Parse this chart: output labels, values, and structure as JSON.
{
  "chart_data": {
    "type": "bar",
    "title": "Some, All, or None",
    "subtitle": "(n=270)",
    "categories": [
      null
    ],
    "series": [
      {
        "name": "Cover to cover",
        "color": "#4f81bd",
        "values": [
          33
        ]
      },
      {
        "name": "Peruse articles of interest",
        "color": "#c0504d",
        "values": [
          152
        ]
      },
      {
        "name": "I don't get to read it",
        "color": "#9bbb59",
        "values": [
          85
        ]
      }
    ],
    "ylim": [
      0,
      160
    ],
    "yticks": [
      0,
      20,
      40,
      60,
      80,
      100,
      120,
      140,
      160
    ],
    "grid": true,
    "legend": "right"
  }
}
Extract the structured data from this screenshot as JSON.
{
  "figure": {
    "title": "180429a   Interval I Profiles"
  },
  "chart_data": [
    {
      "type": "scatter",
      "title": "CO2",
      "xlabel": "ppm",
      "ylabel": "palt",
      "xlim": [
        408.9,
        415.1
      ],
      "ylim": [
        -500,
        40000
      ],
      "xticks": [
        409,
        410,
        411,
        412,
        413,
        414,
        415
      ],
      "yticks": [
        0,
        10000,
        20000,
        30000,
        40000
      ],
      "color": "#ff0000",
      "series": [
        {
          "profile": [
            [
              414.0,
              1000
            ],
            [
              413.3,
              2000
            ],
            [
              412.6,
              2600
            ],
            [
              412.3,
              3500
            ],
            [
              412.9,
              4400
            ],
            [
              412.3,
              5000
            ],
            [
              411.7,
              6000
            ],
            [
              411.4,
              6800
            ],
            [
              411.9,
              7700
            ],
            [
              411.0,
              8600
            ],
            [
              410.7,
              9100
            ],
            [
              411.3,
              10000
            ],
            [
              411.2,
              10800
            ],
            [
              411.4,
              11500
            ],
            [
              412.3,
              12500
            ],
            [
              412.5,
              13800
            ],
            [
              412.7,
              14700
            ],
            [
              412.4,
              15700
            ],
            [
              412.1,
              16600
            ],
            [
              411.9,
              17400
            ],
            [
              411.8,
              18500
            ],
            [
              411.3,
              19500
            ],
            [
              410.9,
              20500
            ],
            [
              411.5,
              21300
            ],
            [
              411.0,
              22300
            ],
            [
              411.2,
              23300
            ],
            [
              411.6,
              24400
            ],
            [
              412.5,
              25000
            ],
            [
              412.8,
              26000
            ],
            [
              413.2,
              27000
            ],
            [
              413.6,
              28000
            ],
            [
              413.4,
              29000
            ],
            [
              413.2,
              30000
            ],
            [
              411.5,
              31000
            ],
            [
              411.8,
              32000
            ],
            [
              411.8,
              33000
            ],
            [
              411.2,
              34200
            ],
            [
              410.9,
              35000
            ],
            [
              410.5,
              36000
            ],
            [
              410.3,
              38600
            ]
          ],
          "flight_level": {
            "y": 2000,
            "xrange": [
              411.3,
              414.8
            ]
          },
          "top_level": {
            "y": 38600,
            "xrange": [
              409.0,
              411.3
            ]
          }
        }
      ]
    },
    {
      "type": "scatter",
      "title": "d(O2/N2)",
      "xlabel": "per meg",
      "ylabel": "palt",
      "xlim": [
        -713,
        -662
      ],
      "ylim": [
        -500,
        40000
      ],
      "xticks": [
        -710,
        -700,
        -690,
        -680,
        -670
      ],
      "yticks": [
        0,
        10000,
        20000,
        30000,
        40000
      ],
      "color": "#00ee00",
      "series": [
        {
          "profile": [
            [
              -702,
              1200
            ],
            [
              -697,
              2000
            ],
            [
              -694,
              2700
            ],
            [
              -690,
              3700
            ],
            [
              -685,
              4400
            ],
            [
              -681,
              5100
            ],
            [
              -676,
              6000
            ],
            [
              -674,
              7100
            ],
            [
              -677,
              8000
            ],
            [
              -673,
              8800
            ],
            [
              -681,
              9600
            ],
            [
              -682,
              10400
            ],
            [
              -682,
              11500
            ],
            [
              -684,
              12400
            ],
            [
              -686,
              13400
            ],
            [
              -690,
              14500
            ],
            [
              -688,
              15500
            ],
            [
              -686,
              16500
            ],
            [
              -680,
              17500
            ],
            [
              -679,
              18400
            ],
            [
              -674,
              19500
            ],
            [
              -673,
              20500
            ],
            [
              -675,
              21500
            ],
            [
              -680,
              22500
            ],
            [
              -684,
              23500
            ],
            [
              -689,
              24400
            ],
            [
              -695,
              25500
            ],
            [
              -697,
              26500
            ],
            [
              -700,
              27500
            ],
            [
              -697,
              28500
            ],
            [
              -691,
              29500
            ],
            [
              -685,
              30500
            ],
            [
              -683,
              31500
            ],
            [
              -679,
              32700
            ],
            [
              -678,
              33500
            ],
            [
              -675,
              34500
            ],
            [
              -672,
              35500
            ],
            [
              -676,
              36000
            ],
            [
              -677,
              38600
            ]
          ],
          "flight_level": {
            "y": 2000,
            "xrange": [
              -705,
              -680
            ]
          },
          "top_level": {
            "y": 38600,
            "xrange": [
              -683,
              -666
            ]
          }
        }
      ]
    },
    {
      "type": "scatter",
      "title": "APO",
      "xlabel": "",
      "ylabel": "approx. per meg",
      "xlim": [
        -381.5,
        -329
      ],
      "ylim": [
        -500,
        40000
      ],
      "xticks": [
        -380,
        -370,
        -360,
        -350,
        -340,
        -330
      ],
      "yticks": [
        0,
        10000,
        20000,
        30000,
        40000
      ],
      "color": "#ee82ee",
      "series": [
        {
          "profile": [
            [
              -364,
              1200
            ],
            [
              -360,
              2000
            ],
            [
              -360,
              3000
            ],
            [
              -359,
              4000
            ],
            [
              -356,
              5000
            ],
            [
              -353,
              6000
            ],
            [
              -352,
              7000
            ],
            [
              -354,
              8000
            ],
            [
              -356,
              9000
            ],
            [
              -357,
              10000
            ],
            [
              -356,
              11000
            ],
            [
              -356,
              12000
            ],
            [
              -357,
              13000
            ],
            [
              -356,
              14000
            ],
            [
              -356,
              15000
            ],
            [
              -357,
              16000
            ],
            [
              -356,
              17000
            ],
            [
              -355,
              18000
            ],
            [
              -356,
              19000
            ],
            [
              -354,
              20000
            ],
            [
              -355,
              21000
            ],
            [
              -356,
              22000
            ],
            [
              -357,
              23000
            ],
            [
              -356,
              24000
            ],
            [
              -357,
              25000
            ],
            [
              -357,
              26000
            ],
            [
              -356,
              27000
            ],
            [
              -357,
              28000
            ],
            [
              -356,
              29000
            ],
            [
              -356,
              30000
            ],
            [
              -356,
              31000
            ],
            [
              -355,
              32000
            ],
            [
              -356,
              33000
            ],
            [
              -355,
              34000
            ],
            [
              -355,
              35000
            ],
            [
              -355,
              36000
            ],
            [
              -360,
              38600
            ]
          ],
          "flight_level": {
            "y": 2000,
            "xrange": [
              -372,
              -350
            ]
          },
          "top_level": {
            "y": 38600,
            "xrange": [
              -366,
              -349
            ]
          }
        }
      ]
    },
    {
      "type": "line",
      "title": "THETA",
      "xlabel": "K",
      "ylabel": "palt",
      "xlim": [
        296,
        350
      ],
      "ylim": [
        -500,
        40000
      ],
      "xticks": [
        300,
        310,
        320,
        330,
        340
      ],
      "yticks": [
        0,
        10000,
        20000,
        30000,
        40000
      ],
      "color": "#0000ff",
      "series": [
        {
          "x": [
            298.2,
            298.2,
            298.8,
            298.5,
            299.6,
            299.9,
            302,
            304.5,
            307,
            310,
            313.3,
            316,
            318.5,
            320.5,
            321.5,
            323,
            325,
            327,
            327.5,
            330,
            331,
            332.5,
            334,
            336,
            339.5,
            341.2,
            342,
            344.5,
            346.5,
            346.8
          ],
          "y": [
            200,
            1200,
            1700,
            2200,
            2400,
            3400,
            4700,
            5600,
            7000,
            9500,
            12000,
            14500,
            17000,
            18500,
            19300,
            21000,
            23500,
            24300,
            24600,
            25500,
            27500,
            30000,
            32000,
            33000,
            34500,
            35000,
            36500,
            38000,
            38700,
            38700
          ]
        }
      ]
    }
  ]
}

########################################

Short task: Copy all lines from the material that include "this".

Correct response:
Parse this chart: output labels, values, and structure as JSON.
Extract the structured data from this screenshot as JSON.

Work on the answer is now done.